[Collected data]

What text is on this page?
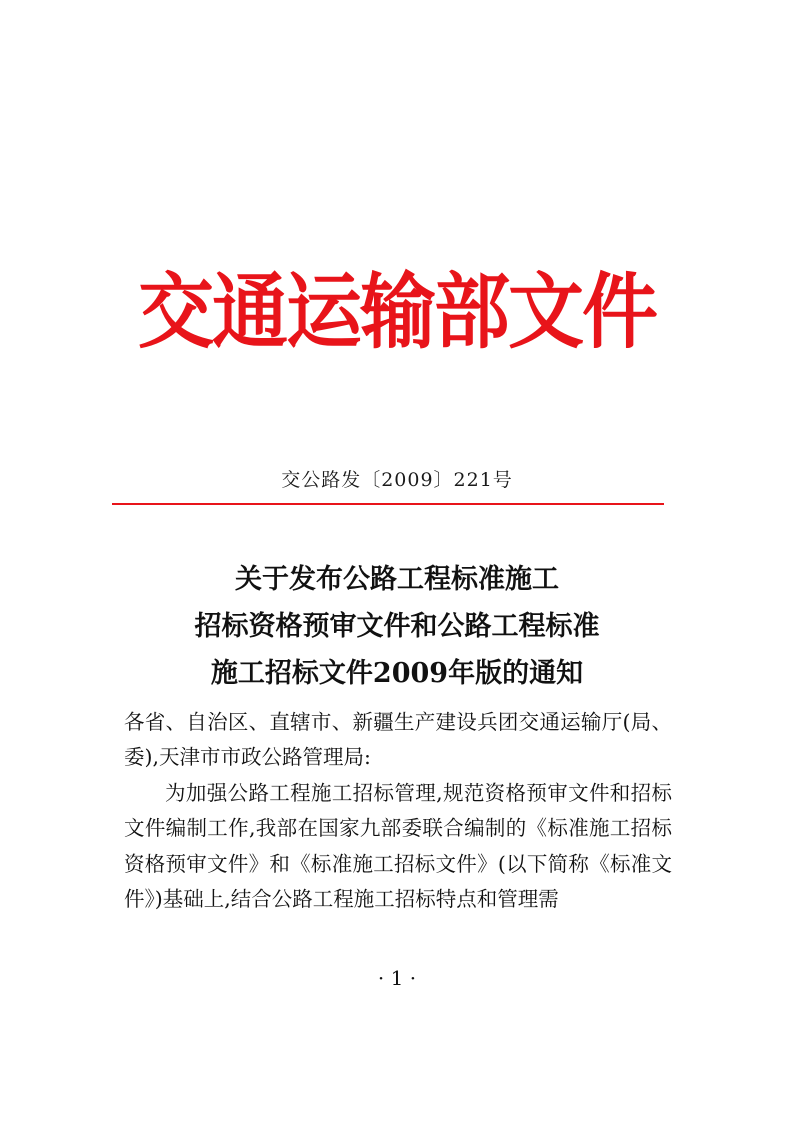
交通运输部文件
交公路发〔2009〕221号
关于发布公路工程标准施工
招标资格预审文件和公路工程标准
施工招标文件2009年版的通知

各省、自治区、直辖市、新疆生产建设兵团交通运输厅(局、委),天津市市政公路管理局:

为加强公路工程施工招标管理,规范资格预审文件和招标文件编制工作,我部在国家九部委联合编制的《标准施工招标资格预审文件》和《标准施工招标文件》(以下简称《标准文件》)基础上,结合公路工程施工招标特点和管理需

· 1 ·
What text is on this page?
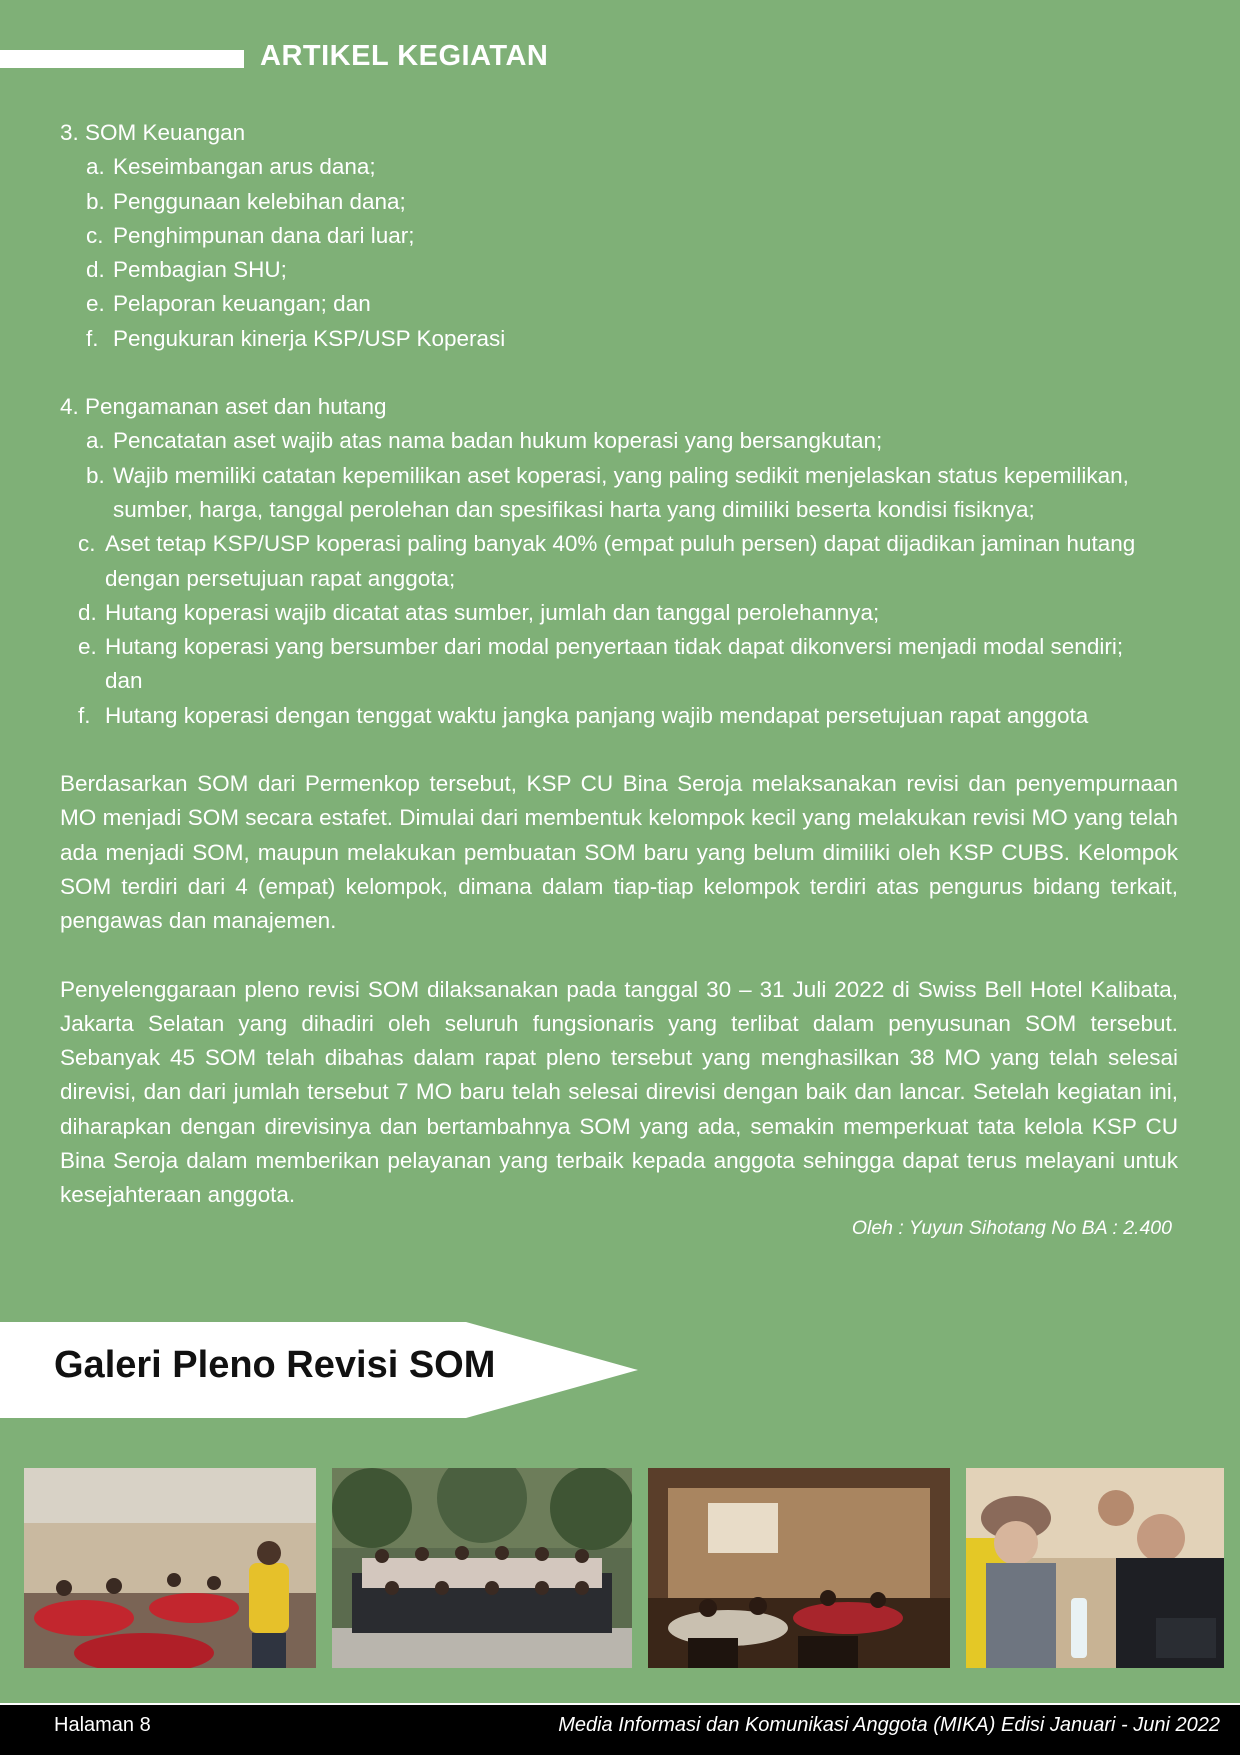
ARTIKEL KEGIATAN
3. SOM Keuangan
a. Keseimbangan arus dana;
b. Penggunaan kelebihan dana;
c. Penghimpunan dana dari luar;
d. Pembagian SHU;
e. Pelaporan keuangan; dan
f. Pengukuran kinerja KSP/USP Koperasi
4. Pengamanan aset dan hutang
a. Pencatatan aset wajib atas nama badan hukum koperasi yang bersangkutan;
b. Wajib memiliki catatan kepemilikan aset koperasi, yang paling sedikit menjelaskan status kepemilikan, sumber, harga, tanggal perolehan dan spesifikasi harta yang dimiliki beserta kondisi fisiknya;
c. Aset tetap KSP/USP koperasi paling banyak 40% (empat puluh persen) dapat dijadikan jaminan hutang dengan persetujuan rapat anggota;
d. Hutang koperasi wajib dicatat atas sumber, jumlah dan tanggal perolehannya;
e. Hutang koperasi yang bersumber dari modal penyertaan tidak dapat dikonversi menjadi modal sendiri; dan
f. Hutang koperasi dengan tenggat waktu jangka panjang wajib mendapat persetujuan rapat anggota

Berdasarkan SOM dari Permenkop tersebut, KSP CU Bina Seroja melaksanakan revisi dan penyempurnaan MO menjadi SOM secara estafet. Dimulai dari membentuk kelompok kecil yang melakukan revisi MO yang telah ada menjadi SOM, maupun melakukan pembuatan SOM baru yang belum dimiliki oleh KSP CUBS. Kelompok SOM terdiri dari 4 (empat) kelompok, dimana dalam tiap-tiap kelompok terdiri atas pengurus bidang terkait, pengawas dan manajemen.

Penyelenggaraan pleno revisi SOM dilaksanakan pada tanggal 30 – 31 Juli 2022 di Swiss Bell Hotel Kalibata, Jakarta Selatan yang dihadiri oleh seluruh fungsionaris yang terlibat dalam penyusunan SOM tersebut. Sebanyak 45 SOM telah dibahas dalam rapat pleno tersebut yang menghasilkan 38 MO yang telah selesai direvisi, dan dari jumlah tersebut 7 MO baru telah selesai direvisi dengan baik dan lancar. Setelah kegiatan ini, diharapkan dengan direvisinya dan bertambahnya SOM yang ada, semakin memperkuat tata kelola KSP CU Bina Seroja dalam memberikan pelayanan yang terbaik kepada anggota sehingga dapat terus melayani untuk kesejahteraan anggota.

Oleh : Yuyun Sihotang No BA : 2.400
Galeri Pleno Revisi SOM
Halaman 8	Media Informasi dan Komunikasi Anggota (MIKA) Edisi Januari - Juni 2022
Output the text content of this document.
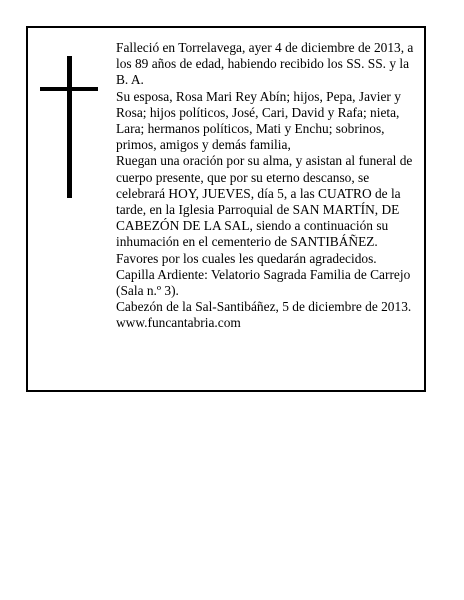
Falleció en Torrelavega, ayer 4 de diciembre de 2013, a los 89 años de edad, habiendo recibido los SS. SS. y la B. A.

Su esposa, Rosa Mari Rey Abín; hijos, Pepa, Javier y Rosa; hijos políticos, José, Cari, David y Rafa; nieta, Lara; hermanos políticos, Mati y Enchu; sobrinos, primos, amigos y demás familia,

Ruegan una oración por su alma, y asistan al funeral de cuerpo presente, que por su eterno descanso, se celebrará HOY, JUEVES, día 5, a las CUATRO de la tarde, en la Iglesia Parroquial de SAN MARTÍN, DE CABEZÓN DE LA SAL, siendo a continuación su inhumación en el cementerio de SANTIBÁÑEZ.

Favores por los cuales les quedarán agradecidos.

Capilla Ardiente: Velatorio Sagrada Familia de Carrejo (Sala n.º 3).

Cabezón de la Sal-Santibáñez, 5 de diciembre de 2013.

www.funcantabria.com
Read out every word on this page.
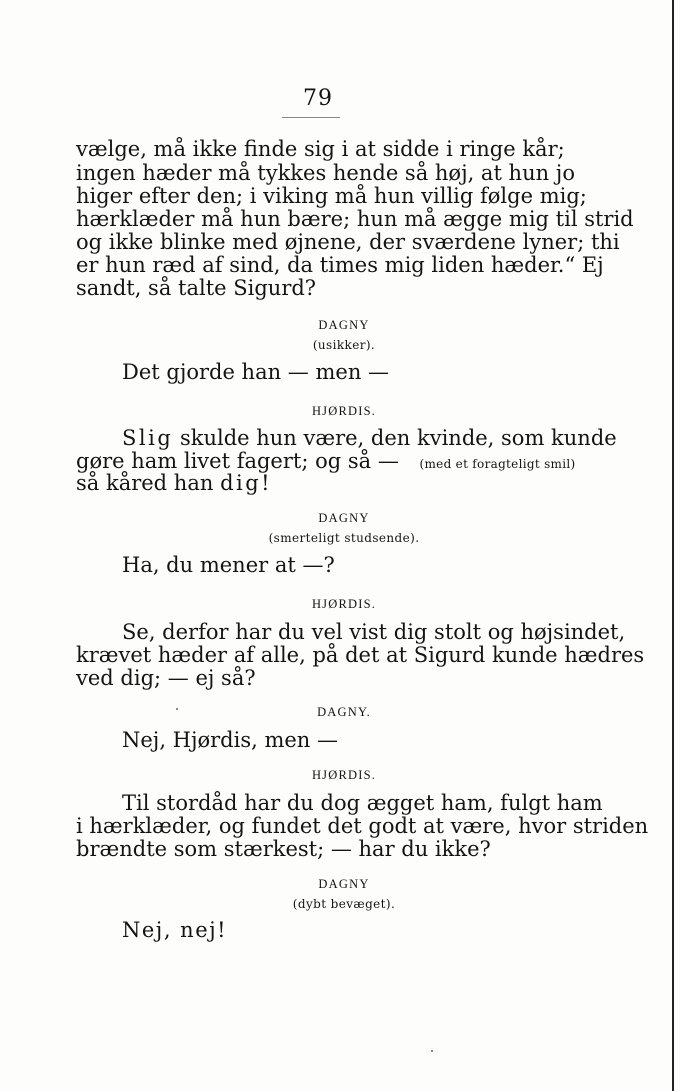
79
vælge, må ikke finde sig i at sidde i ringe kår;
ingen hæder må tykkes hende så høj, at hun jo
higer efter den; i viking må hun villig følge mig;
hærklæder må hun bære; hun må ægge mig til strid
og ikke blinke med øjnene, der sværdene lyner; thi
er hun ræd af sind, da times mig liden hæder.“ Ej
sandt, så talte Sigurd?
DAGNY
(usikker).
Det gjorde han — men —
HJØRDIS.
Slig skulde hun være, den kvinde, som kunde
gøre ham livet fagert; og så — (med et foragteligt smil)
så kåred han dig!
DAGNY
(smerteligt studsende).
Ha, du mener at —?
HJØRDIS.
Se, derfor har du vel vist dig stolt og højsindet,
krævet hæder af alle, på det at Sigurd kunde hædres
ved dig; — ej så?
DAGNY.
Nej, Hjørdis, men —
HJØRDIS.
Til stordåd har du dog ægget ham, fulgt ham
i hærklæder, og fundet det godt at være, hvor striden
brændte som stærkest; — har du ikke?
DAGNY
(dybt bevæget).
Nej, nej!
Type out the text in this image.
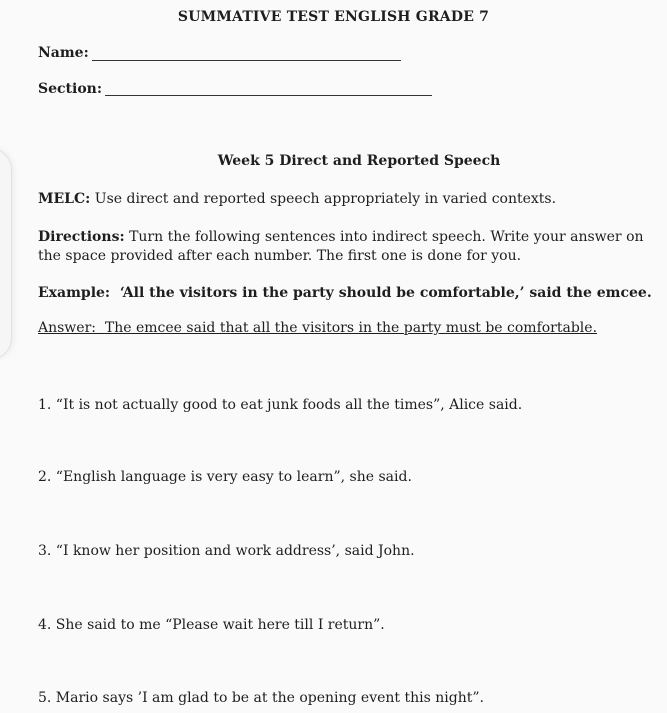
SUMMATIVE TEST ENGLISH GRADE 7
Name:
Section:
Week 5 Direct and Reported Speech
MELC: Use direct and reported speech appropriately in varied contexts.
Directions: Turn the following sentences into indirect speech. Write your answer on
the space provided after each number. The first one is done for you.
Example: ‘All the visitors in the party should be comfortable,’ said the emcee.
Answer: The emcee said that all the visitors in the party must be comfortable.
1. “It is not actually good to eat junk foods all the times”, Alice said.
2. “English language is very easy to learn”, she said.
3. “I know her position and work address’, said John.
4. She said to me “Please wait here till I return”.
5. Mario says ’I am glad to be at the opening event this night”.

[Work required] Your copy of the data above should match it exactly, except that pictures are left out.

[Answer to the exercise]
What text is on this page?
交通运输部文件
交公路发〔2009〕221号
关于发布公路工程标准施工
招标资格预审文件和公路工程标准
施工招标文件2009年版的通知

各省、自治区、直辖市、新疆生产建设兵团交通运输厅(局、委),天津市市政公路管理局:

为加强公路工程施工招标管理,规范资格预审文件和招标文件编制工作,我部在国家九部委联合编制的《标准施工招标资格预审文件》和《标准施工招标文件》(以下简称《标准文件》)基础上,结合公路工程施工招标特点和管理需

· 1 ·
What text is on this page?
ARTIKEL KEGIATAN
3. SOM Keuangan
a. Keseimbangan arus dana;
b. Penggunaan kelebihan dana;
c. Penghimpunan dana dari luar;
d. Pembagian SHU;
e. Pelaporan keuangan; dan
f. Pengukuran kinerja KSP/USP Koperasi
4. Pengamanan aset dan hutang
a. Pencatatan aset wajib atas nama badan hukum koperasi yang bersangkutan;
b. Wajib memiliki catatan kepemilikan aset koperasi, yang paling sedikit menjelaskan status kepemilikan, sumber, harga, tanggal perolehan dan spesifikasi harta yang dimiliki beserta kondisi fisiknya;
c. Aset tetap KSP/USP koperasi paling banyak 40% (empat puluh persen) dapat dijadikan jaminan hutang dengan persetujuan rapat anggota;
d. Hutang koperasi wajib dicatat atas sumber, jumlah dan tanggal perolehannya;
e. Hutang koperasi yang bersumber dari modal penyertaan tidak dapat dikonversi menjadi modal sendiri; dan
f. Hutang koperasi dengan tenggat waktu jangka panjang wajib mendapat persetujuan rapat anggota

Berdasarkan SOM dari Permenkop tersebut, KSP CU Bina Seroja melaksanakan revisi dan penyempurnaan MO menjadi SOM secara estafet. Dimulai dari membentuk kelompok kecil yang melakukan revisi MO yang telah ada menjadi SOM, maupun melakukan pembuatan SOM baru yang belum dimiliki oleh KSP CUBS. Kelompok SOM terdiri dari 4 (empat) kelompok, dimana dalam tiap-tiap kelompok terdiri atas pengurus bidang terkait, pengawas dan manajemen.

Penyelenggaraan pleno revisi SOM dilaksanakan pada tanggal 30 – 31 Juli 2022 di Swiss Bell Hotel Kalibata, Jakarta Selatan yang dihadiri oleh seluruh fungsionaris yang terlibat dalam penyusunan SOM tersebut. Sebanyak 45 SOM telah dibahas dalam rapat pleno tersebut yang menghasilkan 38 MO yang telah selesai direvisi, dan dari jumlah tersebut 7 MO baru telah selesai direvisi dengan baik dan lancar. Setelah kegiatan ini, diharapkan dengan direvisinya dan bertambahnya SOM yang ada, semakin memperkuat tata kelola KSP CU Bina Seroja dalam memberikan pelayanan yang terbaik kepada anggota sehingga dapat terus melayani untuk kesejahteraan anggota.

Oleh : Yuyun Sihotang No BA : 2.400
Galeri Pleno Revisi SOM
Halaman 8	Media Informasi dan Komunikasi Anggota (MIKA) Edisi Januari - Juni 2022
Output the text content of this document.
Falleció en Torrelavega, ayer 4 de diciembre de 2013, a los 89 años de edad, habiendo recibido los SS. SS. y la B. A.

Su esposa, Rosa Mari Rey Abín; hijos, Pepa, Javier y Rosa; hijos políticos, José, Cari, David y Rafa; nieta, Lara; hermanos políticos, Mati y Enchu; sobrinos, primos, amigos y demás familia,

Ruegan una oración por su alma, y asistan al funeral de cuerpo presente, que por su eterno descanso, se celebrará HOY, JUEVES, día 5, a las CUATRO de la tarde, en la Iglesia Parroquial de SAN MARTÍN, DE CABEZÓN DE LA SAL, siendo a continuación su inhumación en el cementerio de SANTIBÁÑEZ.

Favores por los cuales les quedarán agradecidos.

Capilla Ardiente: Velatorio Sagrada Familia de Carrejo (Sala n.º 3).

Cabezón de la Sal-Santibáñez, 5 de diciembre de 2013.

www.funcantabria.com
Read out every word on this page.
79
vælge, må ikke finde sig i at sidde i ringe kår;
ingen hæder må tykkes hende så høj, at hun jo
higer efter den; i viking må hun villig følge mig;
hærklæder må hun bære; hun må ægge mig til strid
og ikke blinke med øjnene, der sværdene lyner; thi
er hun ræd af sind, da times mig liden hæder.“ Ej
sandt, så talte Sigurd?
DAGNY
(usikker).
Det gjorde han — men —
HJØRDIS.
Slig skulde hun være, den kvinde, som kunde
gøre ham livet fagert; og så — (med et foragteligt smil)
så kåred han dig!
DAGNY
(smerteligt studsende).
Ha, du mener at —?
HJØRDIS.
Se, derfor har du vel vist dig stolt og højsindet,
krævet hæder af alle, på det at Sigurd kunde hædres
ved dig; — ej så?
DAGNY.
Nej, Hjørdis, men —
HJØRDIS.
Til stordåd har du dog ægget ham, fulgt ham
i hærklæder, og fundet det godt at være, hvor striden
brændte som stærkest; — har du ikke?
DAGNY
(dybt bevæget).
Nej, nej!
Type out the text in this image.
SUMMATIVE TEST ENGLISH GRADE 7
Name:
Section:
Week 5 Direct and Reported Speech
MELC: Use direct and reported speech appropriately in varied contexts.
Directions: Turn the following sentences into indirect speech. Write your answer on
the space provided after each number. The first one is done for you.
Example: ‘All the visitors in the party should be comfortable,’ said the emcee.
Answer: The emcee said that all the visitors in the party must be comfortable.
1. “It is not actually good to eat junk foods all the times”, Alice said.
2. “English language is very easy to learn”, she said.
3. “I know her position and work address’, said John.
4. She said to me “Please wait here till I return”.
5. Mario says ’I am glad to be at the opening event this night”.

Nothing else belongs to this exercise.